** start of DATA EXCERPTS **
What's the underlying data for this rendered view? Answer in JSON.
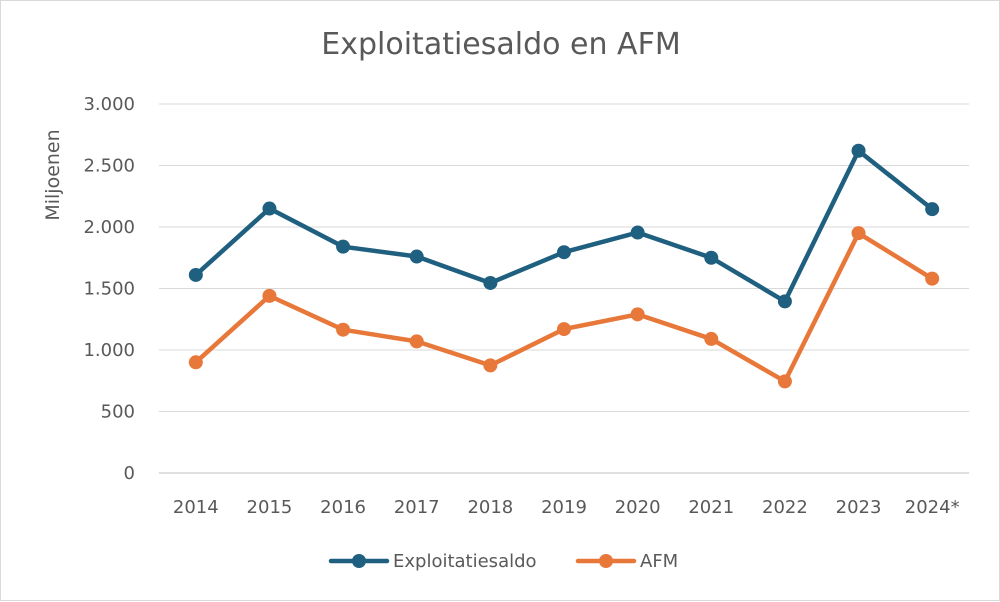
{
  "chart_data": {
    "type": "line",
    "title": "Exploitatiesaldo en AFM",
    "xlabel": "",
    "ylabel": "Miljoenen",
    "categories": [
      "2014",
      "2015",
      "2016",
      "2017",
      "2018",
      "2019",
      "2020",
      "2021",
      "2022",
      "2023",
      "2024*"
    ],
    "ylim": [
      0,
      3000
    ],
    "yticks": [
      0,
      500,
      1000,
      1500,
      2000,
      2500,
      3000
    ],
    "ytick_labels": [
      "0",
      "500",
      "1.000",
      "1.500",
      "2.000",
      "2.500",
      "3.000"
    ],
    "grid": true,
    "legend": "bottom",
    "series": [
      {
        "name": "Exploitatiesaldo",
        "color": "#1f5f80",
        "values": [
          1610,
          2150,
          1840,
          1760,
          1545,
          1795,
          1955,
          1750,
          1395,
          2620,
          2145
        ]
      },
      {
        "name": "AFM",
        "color": "#e8773a",
        "values": [
          900,
          1440,
          1165,
          1070,
          875,
          1170,
          1290,
          1090,
          745,
          1950,
          1580
        ]
      }
    ]
  }
}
** end of DATA EXCERPTS **
REQUEST:
Transcribe the records word for word and include no pictures.

REPLY TO THE EXERCISE:
What's the underlying data for this rendered view? Answer in JSON.
{
  "chart_data": {
    "type": "line",
    "title": "Exploitatiesaldo en AFM",
    "xlabel": "",
    "ylabel": "Miljoenen",
    "categories": [
      "2014",
      "2015",
      "2016",
      "2017",
      "2018",
      "2019",
      "2020",
      "2021",
      "2022",
      "2023",
      "2024*"
    ],
    "ylim": [
      0,
      3000
    ],
    "yticks": [
      0,
      500,
      1000,
      1500,
      2000,
      2500,
      3000
    ],
    "ytick_labels": [
      "0",
      "500",
      "1.000",
      "1.500",
      "2.000",
      "2.500",
      "3.000"
    ],
    "grid": true,
    "legend": "bottom",
    "series": [
      {
        "name": "Exploitatiesaldo",
        "color": "#1f5f80",
        "values": [
          1610,
          2150,
          1840,
          1760,
          1545,
          1795,
          1955,
          1750,
          1395,
          2620,
          2145
        ]
      },
      {
        "name": "AFM",
        "color": "#e8773a",
        "values": [
          900,
          1440,
          1165,
          1070,
          875,
          1170,
          1290,
          1090,
          745,
          1950,
          1580
        ]
      }
    ]
  }
}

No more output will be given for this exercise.